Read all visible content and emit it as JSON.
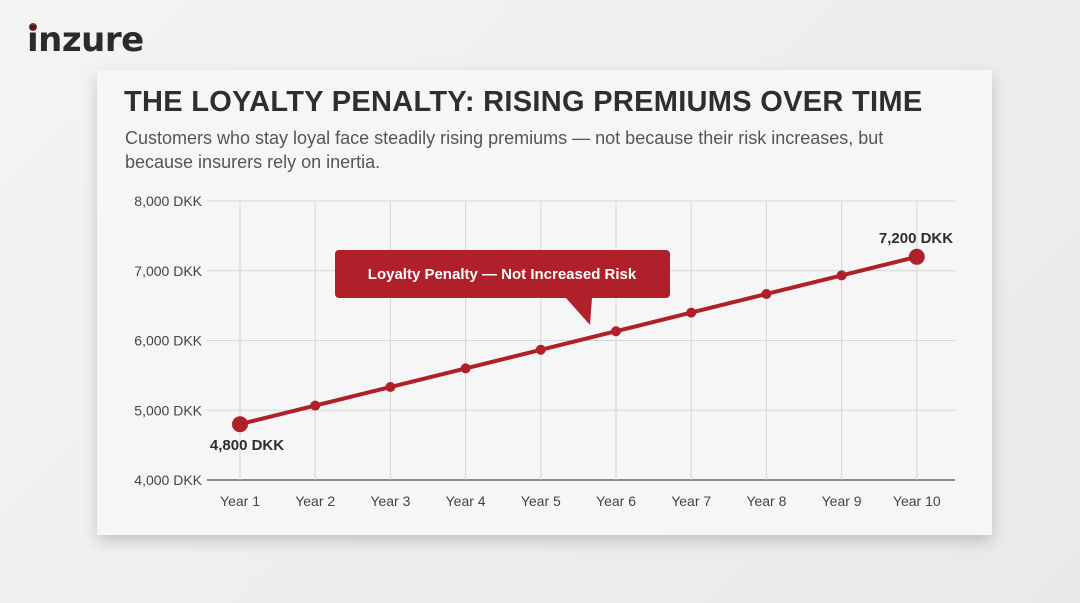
{
  "logo": {
    "text": "inzure"
  },
  "colors": {
    "accent": "#b0202a",
    "text": "#2e2e30",
    "grid": "#d6d6d6"
  },
  "chart_data": {
    "type": "line",
    "title": "THE LOYALTY PENALTY: RISING PREMIUMS OVER TIME",
    "subtitle": "Customers who stay loyal face steadily rising premiums — not because their risk increases, but because insurers rely on inertia.",
    "categories": [
      "Year 1",
      "Year 2",
      "Year 3",
      "Year 4",
      "Year 5",
      "Year 6",
      "Year 7",
      "Year 8",
      "Year 9",
      "Year 10"
    ],
    "series": [
      {
        "values": [
          4800,
          5067,
          5333,
          5600,
          5867,
          6133,
          6400,
          6667,
          6933,
          7200
        ]
      }
    ],
    "ylim": [
      4000,
      8000
    ],
    "yticks": [
      "4,000 DKK",
      "5,000 DKK",
      "6,000 DKK",
      "7,000 DKK",
      "8,000 DKK"
    ],
    "grid": true,
    "annotations": {
      "start": "4,800 DKK",
      "end": "7,200 DKK",
      "callout": "Loyalty Penalty — Not Increased Risk"
    }
  }
}
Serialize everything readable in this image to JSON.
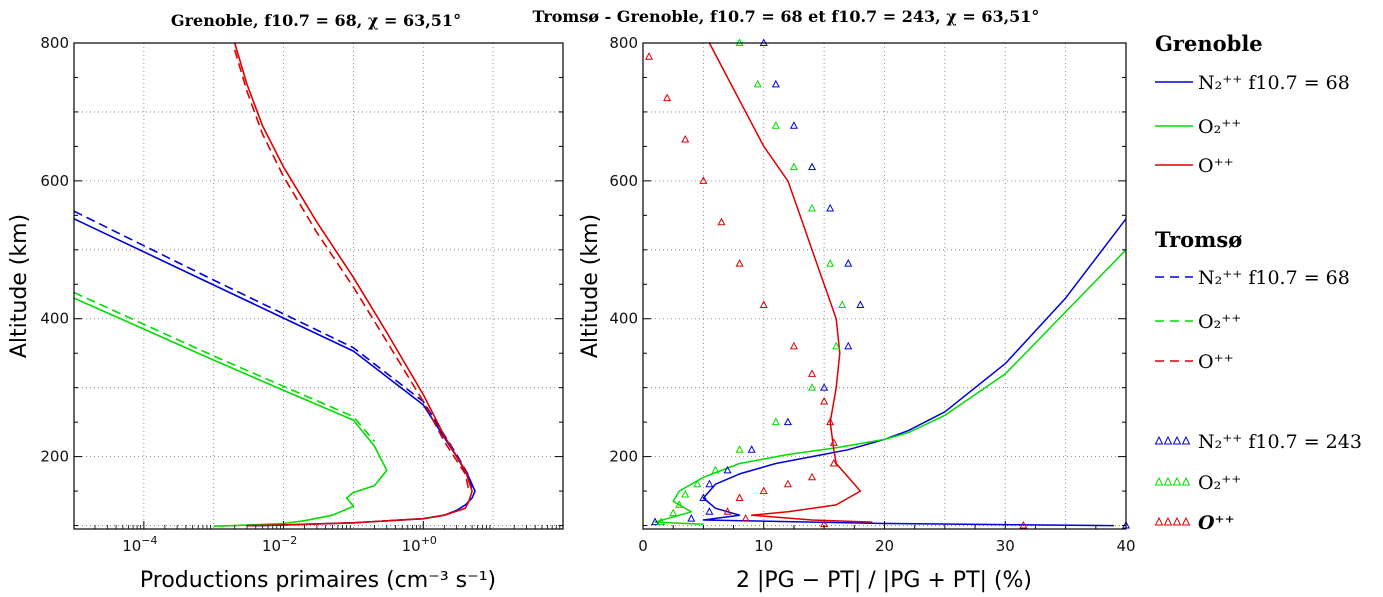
{
  "chart_data": [
    {
      "type": "line",
      "title": "Grenoble, f10.7 = 68, χ = 63,51°",
      "xlabel": "Productions primaires (cm⁻³ s⁻¹)",
      "ylabel": "Altitude (km)",
      "xscale": "log",
      "xlim": [
        1e-05,
        100
      ],
      "ylim": [
        95,
        800
      ],
      "x_ticks": [
        0.0001,
        0.01,
        1
      ],
      "x_tick_labels": [
        "10",
        "10",
        "10"
      ],
      "x_tick_exponents": [
        "−4",
        "−2",
        "+0"
      ],
      "y_ticks": [
        200,
        400,
        600,
        800
      ],
      "grid": true,
      "series": [
        {
          "name": "N2++ Grenoble",
          "color": "#0000dd",
          "dash": "solid",
          "x": [
            1e-05,
            0.0001,
            0.001,
            0.01,
            0.1,
            1,
            3,
            4.5,
            5.5,
            5,
            4,
            3,
            2,
            1,
            0.1,
            0.01,
            0.005,
            0.003
          ],
          "y": [
            545,
            497,
            449,
            401,
            353,
            275,
            200,
            170,
            150,
            140,
            130,
            122,
            115,
            110,
            104,
            101,
            100,
            100
          ]
        },
        {
          "name": "N2++ Tromsø",
          "color": "#0000dd",
          "dash": "dashed",
          "x": [
            1e-05,
            0.0001,
            0.001,
            0.01,
            0.1,
            1,
            3,
            4.5,
            5
          ],
          "y": [
            556,
            506,
            456,
            407,
            358,
            280,
            203,
            172,
            155
          ]
        },
        {
          "name": "O2++ Grenoble",
          "color": "#00dd00",
          "dash": "solid",
          "x": [
            1e-05,
            0.0001,
            0.001,
            0.01,
            0.1,
            0.2,
            0.3,
            0.2,
            0.1,
            0.08,
            0.1,
            0.05,
            0.02,
            0.01,
            0.002,
            0.001
          ],
          "y": [
            430,
            385,
            340,
            296,
            253,
            215,
            180,
            158,
            148,
            140,
            128,
            115,
            107,
            103,
            100,
            99
          ]
        },
        {
          "name": "O2++ Tromsø",
          "color": "#00dd00",
          "dash": "dashed",
          "x": [
            1e-05,
            0.0001,
            0.001,
            0.01,
            0.1,
            0.2
          ],
          "y": [
            438,
            392,
            346,
            302,
            258,
            222
          ]
        },
        {
          "name": "O++ Grenoble",
          "color": "#dd0000",
          "dash": "solid",
          "x": [
            0.002,
            0.003,
            0.005,
            0.01,
            0.03,
            0.1,
            0.3,
            1,
            2,
            4,
            5,
            4.5,
            4,
            2,
            1,
            0.1,
            0.01,
            0.003
          ],
          "y": [
            800,
            740,
            680,
            620,
            540,
            460,
            380,
            290,
            230,
            180,
            150,
            135,
            125,
            115,
            110,
            104,
            101,
            100
          ]
        },
        {
          "name": "O++ Tromsø",
          "color": "#dd0000",
          "dash": "dashed",
          "x": [
            0.002,
            0.003,
            0.005,
            0.01,
            0.03,
            0.1,
            0.3,
            1,
            2,
            4,
            4.5
          ],
          "y": [
            790,
            730,
            668,
            606,
            525,
            446,
            367,
            280,
            222,
            175,
            150
          ]
        }
      ]
    },
    {
      "type": "line",
      "title": "Tromsø - Grenoble, f10.7 = 68 et f10.7 = 243, χ = 63,51°",
      "xlabel": "2 |PG − PT| / |PG + PT| (%)",
      "ylabel": "Altitude (km)",
      "xlim": [
        0,
        40
      ],
      "ylim": [
        95,
        800
      ],
      "x_ticks": [
        0,
        10,
        20,
        30,
        40
      ],
      "y_ticks": [
        200,
        400,
        600,
        800
      ],
      "grid": true,
      "series": [
        {
          "name": "N2++ f10.7 = 68",
          "color": "#0000dd",
          "marker": "line",
          "x": [
            40,
            35,
            30,
            25,
            22,
            20,
            17,
            14,
            11,
            8,
            6,
            5,
            6,
            8,
            5,
            20,
            39
          ],
          "y": [
            545,
            430,
            335,
            265,
            238,
            225,
            210,
            200,
            190,
            175,
            160,
            140,
            125,
            115,
            108,
            103,
            100
          ]
        },
        {
          "name": "O2++ f10.7 = 68",
          "color": "#00dd00",
          "marker": "line",
          "x": [
            40,
            35,
            30,
            25,
            22,
            20,
            16,
            12,
            8,
            5,
            3,
            2.5,
            4,
            2,
            1,
            5
          ],
          "y": [
            500,
            410,
            320,
            260,
            235,
            225,
            213,
            203,
            190,
            170,
            150,
            135,
            120,
            110,
            105,
            102
          ]
        },
        {
          "name": "O++ f10.7 = 68",
          "color": "#dd0000",
          "marker": "line",
          "x": [
            5.5,
            7,
            8.5,
            10,
            12,
            13,
            14,
            15,
            16,
            16.3,
            16,
            15.5,
            15.8,
            16,
            17,
            18,
            16,
            12,
            9,
            14,
            19
          ],
          "y": [
            800,
            750,
            700,
            650,
            600,
            550,
            500,
            450,
            400,
            350,
            300,
            250,
            210,
            190,
            170,
            150,
            130,
            120,
            115,
            108,
            105
          ]
        },
        {
          "name": "N2++ f10.7 = 243",
          "color": "#0000dd",
          "marker": "triangle",
          "x": [
            10,
            11,
            12.5,
            14,
            15.5,
            17,
            18,
            17,
            15,
            12,
            9,
            7,
            5.5,
            5,
            5.5,
            4,
            1,
            40
          ],
          "y": [
            800,
            740,
            680,
            620,
            560,
            480,
            420,
            360,
            300,
            250,
            210,
            180,
            160,
            140,
            120,
            110,
            105,
            100
          ]
        },
        {
          "name": "O2++ f10.7 = 243",
          "color": "#00dd00",
          "marker": "triangle",
          "x": [
            8,
            9.5,
            11,
            12.5,
            14,
            15.5,
            16.5,
            16,
            14,
            11,
            8,
            6,
            4.5,
            3.5,
            3,
            2.5,
            1.5
          ],
          "y": [
            800,
            740,
            680,
            620,
            560,
            480,
            420,
            360,
            300,
            250,
            210,
            180,
            160,
            145,
            130,
            118,
            105
          ]
        },
        {
          "name": "O++ f10.7 = 243",
          "color": "#dd0000",
          "marker": "triangle",
          "x": [
            0.5,
            2,
            3.5,
            5,
            6.5,
            8,
            10,
            12.5,
            14,
            15,
            15.5,
            15.8,
            15.8,
            14,
            12,
            10,
            8,
            7,
            8.5,
            15,
            31.5
          ],
          "y": [
            780,
            720,
            660,
            600,
            540,
            480,
            420,
            360,
            320,
            280,
            250,
            220,
            190,
            170,
            160,
            150,
            140,
            120,
            110,
            102,
            100
          ]
        }
      ]
    }
  ],
  "legend": {
    "grenoble_header": "Grenoble",
    "tromso_header": "Tromsø",
    "items_grenoble": [
      {
        "text": "N₂⁺⁺ f10.7 = 68",
        "color": "#0000dd",
        "style": "solid"
      },
      {
        "text": "O₂⁺⁺",
        "color": "#00dd00",
        "style": "solid"
      },
      {
        "text": "O⁺⁺",
        "color": "#dd0000",
        "style": "solid"
      }
    ],
    "items_tromso": [
      {
        "text": "N₂⁺⁺ f10.7 = 68",
        "color": "#0000dd",
        "style": "dashed"
      },
      {
        "text": "O₂⁺⁺",
        "color": "#00dd00",
        "style": "dashed"
      },
      {
        "text": "O⁺⁺",
        "color": "#dd0000",
        "style": "dashed"
      }
    ],
    "items_243": [
      {
        "text": "N₂⁺⁺ f10.7 = 243",
        "color": "#0000dd",
        "style": "triangle"
      },
      {
        "text": "O₂⁺⁺",
        "color": "#00dd00",
        "style": "triangle"
      },
      {
        "text": "O⁺⁺",
        "color": "#dd0000",
        "style": "triangle"
      }
    ]
  }
}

* * * * *

— Your objective —
Go through the data and count each line that has the word "JSON", then give the total alone.

— Reply to the task —
2